#### TASK GOAL
Scan the listing that follows and report how many lines contain "Québec". Write the number alone.

#### EXTRACTED INFORMATION
::::

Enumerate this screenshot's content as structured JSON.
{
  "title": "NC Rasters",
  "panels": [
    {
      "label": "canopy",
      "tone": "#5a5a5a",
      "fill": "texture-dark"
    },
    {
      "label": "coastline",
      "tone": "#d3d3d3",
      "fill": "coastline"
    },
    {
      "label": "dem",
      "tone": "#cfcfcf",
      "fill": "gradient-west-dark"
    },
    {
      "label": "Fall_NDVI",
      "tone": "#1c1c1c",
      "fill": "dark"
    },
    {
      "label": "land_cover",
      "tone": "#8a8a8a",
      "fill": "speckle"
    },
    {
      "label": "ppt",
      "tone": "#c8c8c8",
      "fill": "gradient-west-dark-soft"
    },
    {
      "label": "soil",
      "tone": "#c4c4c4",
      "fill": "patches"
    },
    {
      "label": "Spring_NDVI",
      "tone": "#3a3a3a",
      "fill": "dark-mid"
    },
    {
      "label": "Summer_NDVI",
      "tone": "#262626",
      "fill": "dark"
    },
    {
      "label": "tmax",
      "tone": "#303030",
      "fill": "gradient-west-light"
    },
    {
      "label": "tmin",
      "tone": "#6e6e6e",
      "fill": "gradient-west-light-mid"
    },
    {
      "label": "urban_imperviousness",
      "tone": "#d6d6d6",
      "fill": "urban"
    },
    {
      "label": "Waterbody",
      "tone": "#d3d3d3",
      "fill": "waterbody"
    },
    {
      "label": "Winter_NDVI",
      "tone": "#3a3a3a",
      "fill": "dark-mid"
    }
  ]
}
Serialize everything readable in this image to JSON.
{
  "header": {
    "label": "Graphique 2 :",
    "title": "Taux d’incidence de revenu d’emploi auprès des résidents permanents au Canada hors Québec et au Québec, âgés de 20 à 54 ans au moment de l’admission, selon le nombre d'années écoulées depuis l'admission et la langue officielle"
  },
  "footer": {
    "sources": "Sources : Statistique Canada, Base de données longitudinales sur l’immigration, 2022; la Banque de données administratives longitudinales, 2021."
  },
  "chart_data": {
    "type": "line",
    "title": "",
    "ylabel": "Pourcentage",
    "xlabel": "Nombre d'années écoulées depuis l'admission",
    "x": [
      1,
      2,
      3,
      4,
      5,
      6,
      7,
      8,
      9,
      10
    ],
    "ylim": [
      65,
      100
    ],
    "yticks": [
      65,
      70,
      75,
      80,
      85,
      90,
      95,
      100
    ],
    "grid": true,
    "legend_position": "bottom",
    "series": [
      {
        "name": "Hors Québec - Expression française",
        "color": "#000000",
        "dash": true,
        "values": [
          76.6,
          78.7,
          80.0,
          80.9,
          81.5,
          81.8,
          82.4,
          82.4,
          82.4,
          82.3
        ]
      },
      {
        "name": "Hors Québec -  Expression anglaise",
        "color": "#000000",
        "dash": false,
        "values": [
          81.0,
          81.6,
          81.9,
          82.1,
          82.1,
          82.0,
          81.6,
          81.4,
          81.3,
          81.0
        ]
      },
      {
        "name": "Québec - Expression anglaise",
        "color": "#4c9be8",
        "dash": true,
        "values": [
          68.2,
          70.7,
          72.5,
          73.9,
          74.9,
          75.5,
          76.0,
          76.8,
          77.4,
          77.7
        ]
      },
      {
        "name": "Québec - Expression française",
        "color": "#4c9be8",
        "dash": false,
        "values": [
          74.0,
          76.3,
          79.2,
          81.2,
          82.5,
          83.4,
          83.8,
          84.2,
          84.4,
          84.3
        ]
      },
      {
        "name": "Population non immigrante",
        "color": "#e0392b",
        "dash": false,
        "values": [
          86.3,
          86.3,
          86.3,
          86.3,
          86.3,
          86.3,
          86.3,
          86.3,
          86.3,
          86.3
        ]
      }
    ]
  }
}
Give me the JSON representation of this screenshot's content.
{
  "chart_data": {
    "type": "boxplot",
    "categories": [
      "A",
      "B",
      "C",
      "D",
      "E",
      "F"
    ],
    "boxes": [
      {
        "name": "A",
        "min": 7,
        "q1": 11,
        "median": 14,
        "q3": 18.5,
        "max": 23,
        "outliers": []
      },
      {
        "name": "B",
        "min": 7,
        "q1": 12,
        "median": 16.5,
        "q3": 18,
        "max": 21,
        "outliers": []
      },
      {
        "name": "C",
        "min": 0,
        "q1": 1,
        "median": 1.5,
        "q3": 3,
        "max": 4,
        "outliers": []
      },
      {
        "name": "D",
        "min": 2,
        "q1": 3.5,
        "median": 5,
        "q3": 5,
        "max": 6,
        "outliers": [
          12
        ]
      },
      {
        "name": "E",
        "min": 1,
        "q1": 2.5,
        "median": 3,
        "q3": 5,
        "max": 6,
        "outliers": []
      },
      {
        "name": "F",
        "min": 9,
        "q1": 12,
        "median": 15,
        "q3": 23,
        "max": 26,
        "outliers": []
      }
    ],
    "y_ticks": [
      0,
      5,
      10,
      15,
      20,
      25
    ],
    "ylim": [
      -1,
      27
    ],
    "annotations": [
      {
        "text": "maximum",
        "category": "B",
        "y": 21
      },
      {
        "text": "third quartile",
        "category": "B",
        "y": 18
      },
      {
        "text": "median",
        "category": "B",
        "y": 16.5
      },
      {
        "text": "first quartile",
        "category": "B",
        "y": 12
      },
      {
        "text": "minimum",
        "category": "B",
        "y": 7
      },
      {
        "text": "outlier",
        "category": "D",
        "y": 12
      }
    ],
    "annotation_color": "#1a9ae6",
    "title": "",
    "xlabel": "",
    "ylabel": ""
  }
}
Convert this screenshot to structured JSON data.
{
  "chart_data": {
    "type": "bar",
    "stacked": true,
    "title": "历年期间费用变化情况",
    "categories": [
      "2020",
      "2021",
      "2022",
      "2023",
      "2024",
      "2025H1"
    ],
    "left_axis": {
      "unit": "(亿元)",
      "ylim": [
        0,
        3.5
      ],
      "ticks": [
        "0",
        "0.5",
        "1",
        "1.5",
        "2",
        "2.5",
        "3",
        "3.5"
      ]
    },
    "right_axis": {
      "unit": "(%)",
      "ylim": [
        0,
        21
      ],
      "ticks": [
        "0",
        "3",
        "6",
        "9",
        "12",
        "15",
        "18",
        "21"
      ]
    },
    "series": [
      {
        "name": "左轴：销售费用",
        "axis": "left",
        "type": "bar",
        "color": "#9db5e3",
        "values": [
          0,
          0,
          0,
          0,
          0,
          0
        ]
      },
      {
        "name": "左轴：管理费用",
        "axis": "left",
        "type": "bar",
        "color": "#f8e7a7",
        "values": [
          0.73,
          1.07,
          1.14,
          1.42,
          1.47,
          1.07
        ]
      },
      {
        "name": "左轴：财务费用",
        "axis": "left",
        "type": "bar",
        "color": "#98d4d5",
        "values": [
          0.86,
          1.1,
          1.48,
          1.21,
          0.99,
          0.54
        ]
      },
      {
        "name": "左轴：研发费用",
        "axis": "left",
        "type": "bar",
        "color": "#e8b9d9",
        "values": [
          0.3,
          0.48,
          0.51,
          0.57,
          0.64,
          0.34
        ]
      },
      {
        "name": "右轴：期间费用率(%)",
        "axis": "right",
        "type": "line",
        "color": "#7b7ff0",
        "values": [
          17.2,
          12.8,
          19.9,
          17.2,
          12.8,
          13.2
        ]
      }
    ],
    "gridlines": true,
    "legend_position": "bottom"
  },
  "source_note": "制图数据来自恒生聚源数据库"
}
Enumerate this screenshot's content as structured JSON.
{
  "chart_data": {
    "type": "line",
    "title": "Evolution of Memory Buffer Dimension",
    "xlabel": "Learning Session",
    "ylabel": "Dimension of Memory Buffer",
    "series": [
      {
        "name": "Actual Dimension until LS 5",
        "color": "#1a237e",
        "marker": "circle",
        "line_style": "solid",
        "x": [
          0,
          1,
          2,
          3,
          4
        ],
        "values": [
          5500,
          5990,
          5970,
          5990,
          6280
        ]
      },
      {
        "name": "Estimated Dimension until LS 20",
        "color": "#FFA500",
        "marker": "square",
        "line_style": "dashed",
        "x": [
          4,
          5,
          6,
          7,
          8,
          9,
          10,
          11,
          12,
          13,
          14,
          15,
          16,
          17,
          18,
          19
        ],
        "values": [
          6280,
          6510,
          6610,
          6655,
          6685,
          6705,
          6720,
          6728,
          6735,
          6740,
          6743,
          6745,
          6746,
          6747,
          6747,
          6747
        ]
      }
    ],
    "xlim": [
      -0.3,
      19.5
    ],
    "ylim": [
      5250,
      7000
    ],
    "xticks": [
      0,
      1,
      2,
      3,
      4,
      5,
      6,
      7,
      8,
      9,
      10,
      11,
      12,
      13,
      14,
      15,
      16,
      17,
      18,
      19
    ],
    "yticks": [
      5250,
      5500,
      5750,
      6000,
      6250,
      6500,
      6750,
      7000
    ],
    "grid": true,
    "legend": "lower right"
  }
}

::::

#### SOLUTION FOR THIS EXERCISE
5